4. Girly Drinks by Mallory O'Meara
Historically illuminating, with laugh-out-loud footnotes and narrative energy, this is an education in spirits like no other. Mallory O’Meara’s Girly Drinks illustrates the untold history of the female distillers, drinkers and brewers who have helped to shape the evolution of alcohol to this day.
5. On Booze, F. Scott Fitzgerald
The writer F. Scott Fitzgerald, who penned Champagne and cocktail-fuelled The Great Gatsby, treats alcohol and drinking almost as its own character in almost every single work he produced. This collection of all his best boozy stories, including unpublished excerpts from diaries and notebooks, will not only pass on a hankering for a stiff Julep, but it’ll make you want to dance like they did in the Jazz Age.
6. Proof: The Science of Booze by Adam Rogers
Want to feel smarter than everyone else at the bar/dinner party/Archie Rose Distillery Tour? This one’s for you. Adam Rogers’ Proof is a fascinating, science-steeped deep dive into all things drink, from distilling and deriving to serving and sipping. Every page turned is another trivia question in the bag!
7. Drunk by Edward Slingerland
Why do we humans love to drink? Drunk by Edward Slingerland deep dives into the earliest origins of sauced civilisations through history, entailing several alcohol-fuelled adventures from the Vikings to fruit flies. Slingerhand investigates the theory that some of the most major advancements in our history are, actually, thanks to this deep love of one of the oldest indulgences - fermented grain and grapes.

---+---

» **Work to do**
1. Reproduce, unchanged, the lines in the records below from the one containing "334, 486, 460]" through the one containing "822, 122, 843]".
2. Carry on the book list about drinking and alcohol from the point where it stops.

---+---

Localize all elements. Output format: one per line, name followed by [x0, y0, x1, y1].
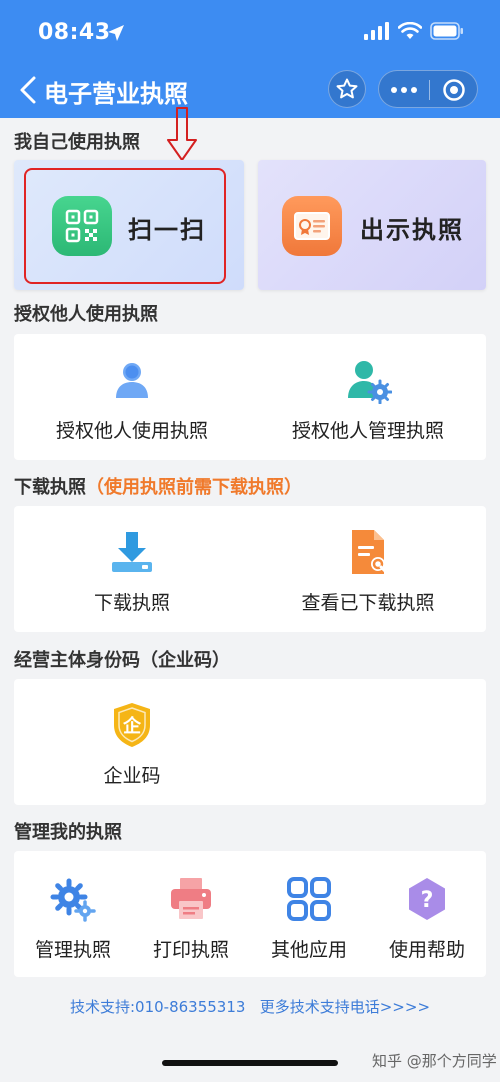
authorize-panel: 授权他人使用执照 授权他人管理执照	[14, 334, 486, 460]
cellular-signal-icon	[364, 22, 389, 40]
users-group-icon	[116, 363, 148, 398]
apps-grid-icon	[287, 877, 331, 921]
more-dots-icon	[391, 87, 397, 93]
authorize-use-label: 授权他人使用执照	[55, 420, 208, 442]
section-self-use: 我自己使用执照	[14, 132, 140, 153]
license-certificate-icon	[282, 196, 342, 256]
section-download: 下载执照（使用执照前需下载执照）	[14, 473, 302, 499]
print-license-label: 打印执照	[152, 939, 229, 961]
section-identity: 经营主体身份码（企业码）	[14, 650, 230, 671]
identity-panel: 企 企业码	[14, 679, 486, 805]
download-tray-icon	[112, 532, 152, 572]
favorite-button[interactable]	[328, 70, 366, 108]
enterprise-code-item[interactable]: 企 企业码	[14, 701, 250, 788]
manage-panel: 管理执照 打印执照 其他应用 ? 使用帮助	[14, 851, 486, 977]
show-license-card[interactable]: 出示执照	[258, 160, 486, 290]
close-mini-program-button[interactable]	[431, 71, 477, 109]
scan-label: 扫一扫	[128, 216, 206, 244]
more-support-link[interactable]: 更多技术支持电话>>>>	[260, 998, 430, 1016]
location-arrow-icon	[108, 25, 124, 41]
other-apps-item[interactable]: 其他应用	[250, 875, 368, 962]
enterprise-code-label: 企业码	[103, 765, 161, 787]
support-phone-link[interactable]: 技术支持:010-86355313	[70, 998, 245, 1016]
qr-code-icon	[52, 196, 112, 256]
help-question-icon: ?	[409, 878, 445, 920]
user-gear-icon	[348, 361, 392, 404]
help-item[interactable]: ? 使用帮助	[368, 875, 486, 962]
scan-card[interactable]: 扫一扫	[14, 160, 244, 290]
more-dot	[411, 87, 417, 93]
gears-icon	[50, 878, 96, 922]
print-license-item[interactable]: 打印执照	[132, 875, 250, 962]
more-dot	[401, 87, 407, 93]
section-manage: 管理我的执照	[14, 822, 122, 843]
tech-support-line: 技术支持:010-86355313 更多技术支持电话>>>>	[0, 996, 500, 1017]
section-authorize: 授权他人使用执照	[14, 304, 158, 325]
download-license-label: 下载执照	[93, 592, 170, 614]
download-license-item[interactable]: 下载执照	[14, 528, 250, 615]
capsule-divider	[429, 80, 430, 100]
nav-bar: 电子营业执照	[0, 68, 500, 112]
mini-program-capsule	[378, 70, 478, 108]
download-note: （使用执照前需下载执照）	[86, 477, 302, 498]
enterprise-glyph: 企	[122, 715, 142, 737]
home-indicator[interactable]	[162, 1060, 338, 1066]
authorize-manage-item[interactable]: 授权他人管理执照	[250, 356, 486, 443]
section-download-title: 下载执照	[14, 477, 86, 498]
status-bar: 08:43	[38, 18, 464, 50]
wifi-icon	[398, 22, 422, 39]
down-arrow-annotation-icon	[167, 107, 197, 161]
enterprise-shield-icon: 企	[114, 703, 150, 747]
help-glyph: ?	[421, 888, 434, 913]
star-icon	[336, 78, 358, 99]
view-downloaded-item[interactable]: 查看已下载执照	[250, 528, 486, 615]
view-downloaded-label: 查看已下载执照	[301, 592, 435, 614]
authorize-use-item[interactable]: 授权他人使用执照	[14, 356, 250, 443]
page-title: 电子营业执照	[44, 80, 188, 108]
watermark: 知乎 @那个方同学	[372, 1052, 497, 1070]
document-search-icon	[352, 530, 388, 574]
target-circle-icon	[443, 79, 465, 101]
help-label: 使用帮助	[388, 939, 465, 961]
battery-icon	[430, 22, 463, 40]
authorize-manage-label: 授权他人管理执照	[291, 420, 444, 442]
manage-license-item[interactable]: 管理执照	[14, 875, 132, 962]
show-license-label: 出示执照	[360, 216, 464, 244]
back-chevron-icon[interactable]	[16, 74, 40, 106]
download-panel: 下载执照 查看已下载执照	[14, 506, 486, 632]
more-options-button[interactable]	[379, 71, 429, 109]
printer-icon	[171, 878, 211, 919]
status-time: 08:43	[38, 20, 111, 45]
manage-license-label: 管理执照	[34, 939, 111, 961]
other-apps-label: 其他应用	[270, 939, 347, 961]
app-header: 08:43 电子营业执照	[0, 0, 500, 118]
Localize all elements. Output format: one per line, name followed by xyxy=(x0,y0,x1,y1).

---+---

» **Answers provided**
1.
authorize-panel: 授权他人使用执照 授权他人管理执照	[14, 334, 486, 460]
cellular-signal-icon	[364, 22, 389, 40]
users-group-icon	[116, 363, 148, 398]
apps-grid-icon	[287, 877, 331, 921]
more-dots-icon	[391, 87, 397, 93]
authorize-use-label: 授权他人使用执照	[55, 420, 208, 442]
section-self-use: 我自己使用执照	[14, 132, 140, 153]
license-certificate-icon	[282, 196, 342, 256]
section-download: 下载执照（使用执照前需下载执照）	[14, 473, 302, 499]
print-license-label: 打印执照	[152, 939, 229, 961]
section-identity: 经营主体身份码（企业码）	[14, 650, 230, 671]
identity-panel: 企 企业码	[14, 679, 486, 805]
download-tray-icon	[112, 532, 152, 572]
favorite-button[interactable]	[328, 70, 366, 108]
enterprise-code-item[interactable]: 企 企业码	[14, 701, 250, 788]
manage-panel: 管理执照 打印执照 其他应用 ? 使用帮助	[14, 851, 486, 977]
show-license-card[interactable]: 出示执照	[258, 160, 486, 290]
close-mini-program-button[interactable]	[431, 71, 477, 109]
scan-label: 扫一扫	[128, 216, 206, 244]
more-support-link[interactable]: 更多技术支持电话>>>>	[260, 998, 430, 1016]
location-arrow-icon	[108, 25, 124, 41]
other-apps-item[interactable]: 其他应用	[250, 875, 368, 962]
enterprise-code-label: 企业码	[103, 765, 161, 787]
support-phone-link[interactable]: 技术支持:010-86355313	[70, 998, 245, 1016]
qr-code-icon	[52, 196, 112, 256]
help-question-icon: ?	[409, 878, 445, 920]
user-gear-icon	[348, 361, 392, 404]
help-item[interactable]: ? 使用帮助	[368, 875, 486, 962]
scan-card[interactable]: 扫一扫	[14, 160, 244, 290]
more-dot	[411, 87, 417, 93]
gears-icon	[50, 878, 96, 922]
print-license-item[interactable]: 打印执照	[132, 875, 250, 962]
more-dot	[401, 87, 407, 93]
section-manage: 管理我的执照	[14, 822, 122, 843]

2.
8. A Good Drink: In Pursuit of Sustainable Spirits by Shanna Farrell
Oral historian and San Francisco-based bartender, Shanna Farrel loves a good drink — especially those that do good. In A Good Drink, Farrell goes in search of the bars, distillers, and farmers who are driving a transformation to more sustainable spirits.
9. Regarding Cocktails by Sasha Petraske
Sasha Petraske opened Milk & Honey, a speakeasy cocktail bar in New York, in 2000. Today, it’s remembered as one of the world’s most influential bars and has solidified him as a true visionary and legendary bartender. So! When we found out the man had released a cocktail recipe book, we added it to our collection instantly, and so should you.